Records from a dataset:

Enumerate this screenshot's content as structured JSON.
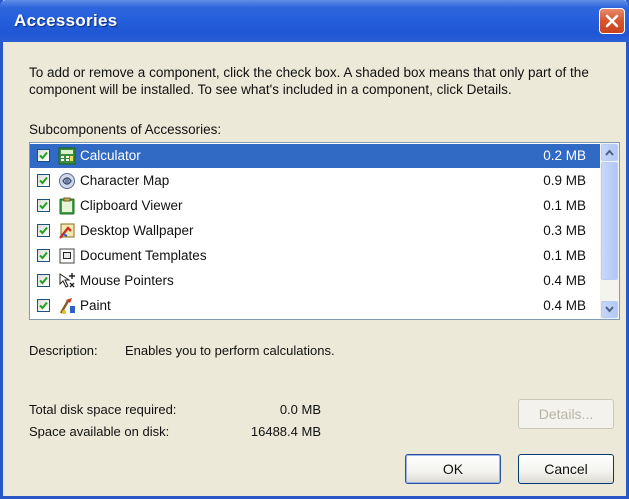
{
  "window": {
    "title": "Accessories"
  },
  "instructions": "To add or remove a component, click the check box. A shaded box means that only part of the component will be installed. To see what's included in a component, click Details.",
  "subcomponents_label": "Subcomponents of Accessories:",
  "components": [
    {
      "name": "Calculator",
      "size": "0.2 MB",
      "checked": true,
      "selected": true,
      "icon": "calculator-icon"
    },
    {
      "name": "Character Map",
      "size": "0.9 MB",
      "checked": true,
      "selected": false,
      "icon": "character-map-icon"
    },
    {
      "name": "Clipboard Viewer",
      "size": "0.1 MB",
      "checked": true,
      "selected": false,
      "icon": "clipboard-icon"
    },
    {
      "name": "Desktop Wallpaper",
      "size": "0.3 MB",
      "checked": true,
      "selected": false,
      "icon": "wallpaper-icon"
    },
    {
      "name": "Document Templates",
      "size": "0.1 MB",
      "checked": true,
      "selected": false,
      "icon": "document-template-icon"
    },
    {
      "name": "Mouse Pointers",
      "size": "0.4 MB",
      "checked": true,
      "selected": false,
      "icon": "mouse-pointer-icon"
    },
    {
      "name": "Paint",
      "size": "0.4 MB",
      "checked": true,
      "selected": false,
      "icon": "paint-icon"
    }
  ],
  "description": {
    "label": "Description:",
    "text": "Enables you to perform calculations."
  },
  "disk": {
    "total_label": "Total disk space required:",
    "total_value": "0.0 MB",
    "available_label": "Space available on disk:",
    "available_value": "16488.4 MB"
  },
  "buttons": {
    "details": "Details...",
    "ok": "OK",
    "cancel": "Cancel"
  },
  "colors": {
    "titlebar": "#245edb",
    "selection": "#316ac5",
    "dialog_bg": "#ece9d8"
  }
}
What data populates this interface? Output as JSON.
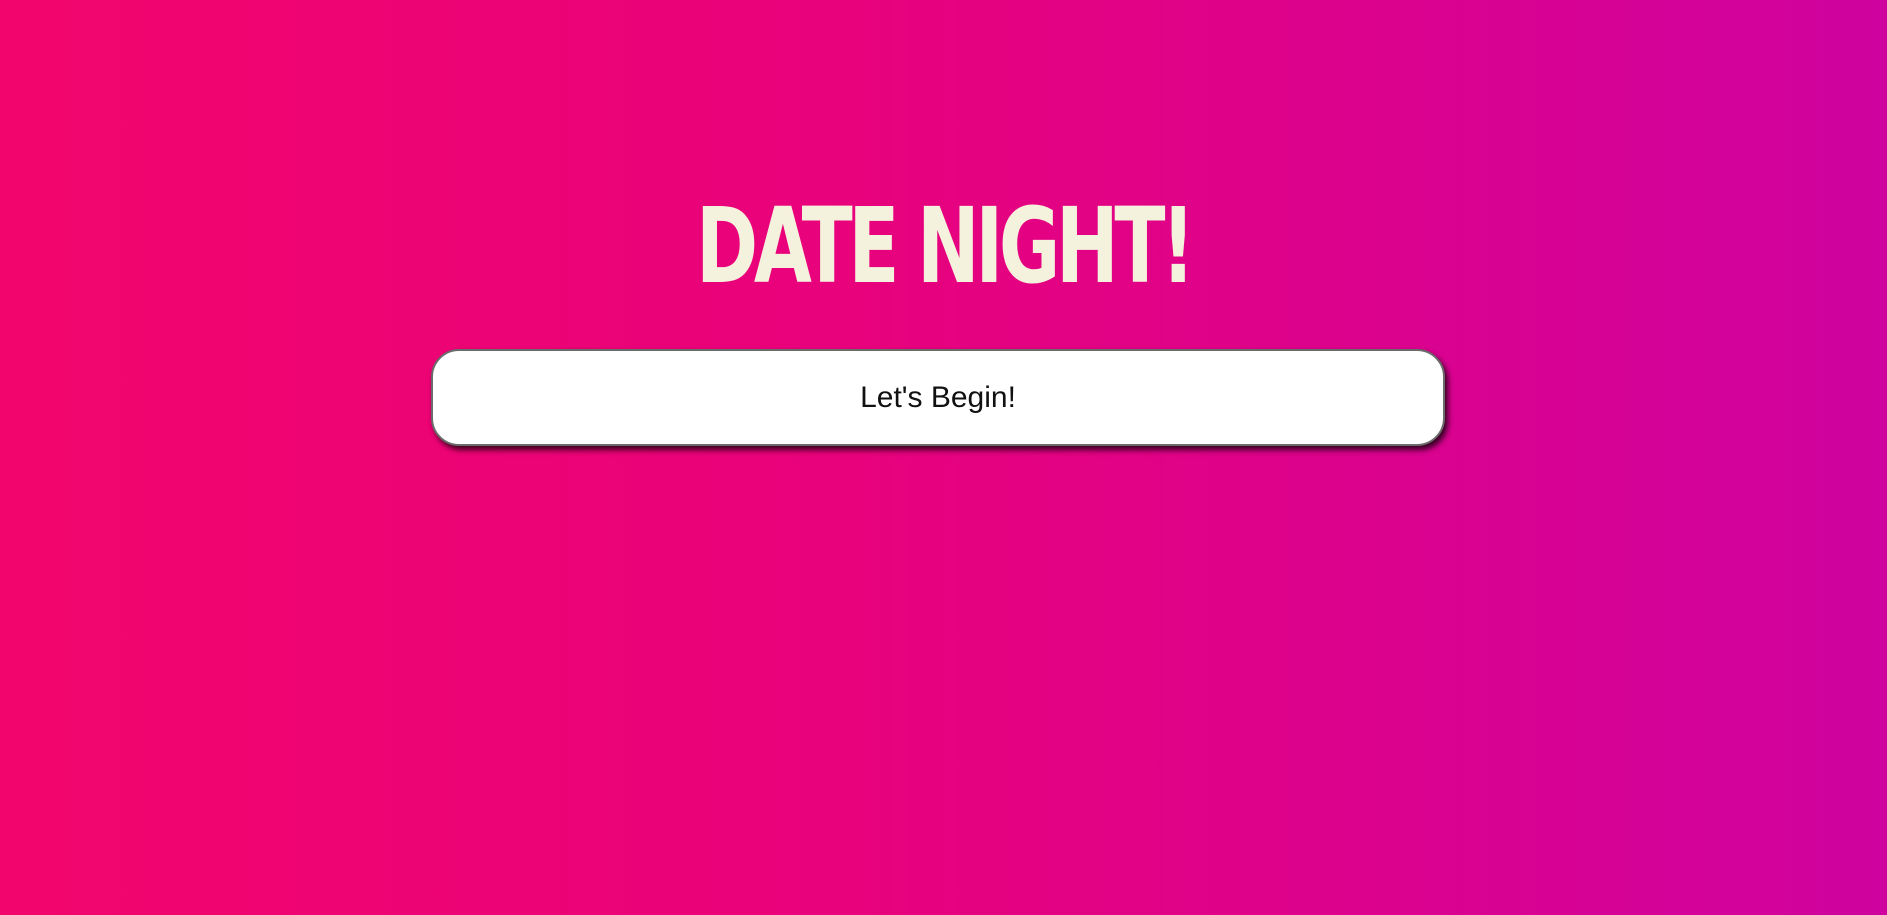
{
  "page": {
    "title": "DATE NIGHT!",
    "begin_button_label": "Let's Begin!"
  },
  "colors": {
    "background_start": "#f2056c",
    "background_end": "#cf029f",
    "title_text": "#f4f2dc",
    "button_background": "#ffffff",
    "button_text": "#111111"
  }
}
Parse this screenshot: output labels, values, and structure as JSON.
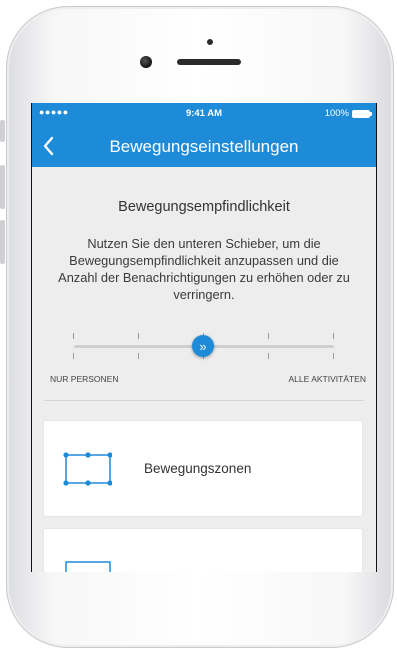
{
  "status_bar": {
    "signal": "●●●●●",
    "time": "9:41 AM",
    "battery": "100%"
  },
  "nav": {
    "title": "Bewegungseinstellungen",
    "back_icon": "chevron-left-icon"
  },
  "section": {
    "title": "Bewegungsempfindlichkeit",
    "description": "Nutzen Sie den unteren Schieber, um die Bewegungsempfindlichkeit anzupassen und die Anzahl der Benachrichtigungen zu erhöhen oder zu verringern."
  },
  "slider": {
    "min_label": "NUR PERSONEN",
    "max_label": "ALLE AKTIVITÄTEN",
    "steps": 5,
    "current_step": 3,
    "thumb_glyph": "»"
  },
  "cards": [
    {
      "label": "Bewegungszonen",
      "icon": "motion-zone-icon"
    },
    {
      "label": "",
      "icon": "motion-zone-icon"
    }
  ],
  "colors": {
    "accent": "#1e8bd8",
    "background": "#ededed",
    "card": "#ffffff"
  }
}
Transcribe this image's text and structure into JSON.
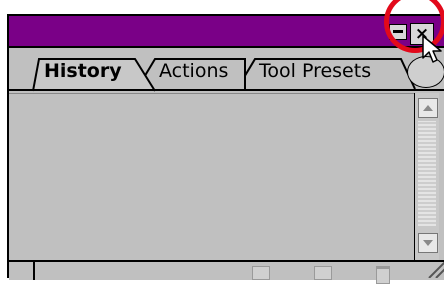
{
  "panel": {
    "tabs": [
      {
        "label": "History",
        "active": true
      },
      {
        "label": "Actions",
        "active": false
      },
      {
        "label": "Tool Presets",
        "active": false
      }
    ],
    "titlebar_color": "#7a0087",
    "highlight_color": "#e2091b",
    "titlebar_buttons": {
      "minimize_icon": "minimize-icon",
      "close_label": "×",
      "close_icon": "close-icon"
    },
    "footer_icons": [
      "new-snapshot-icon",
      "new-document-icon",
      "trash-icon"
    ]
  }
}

» What you will do
Search the records for the word "Details", then list every line that has it.

» Result
  "instructions": "To add or remove a component, click the check box. A shaded box means that only part of the component will be installed. To see what's included in a component, click Details.",
    "details": "Details...",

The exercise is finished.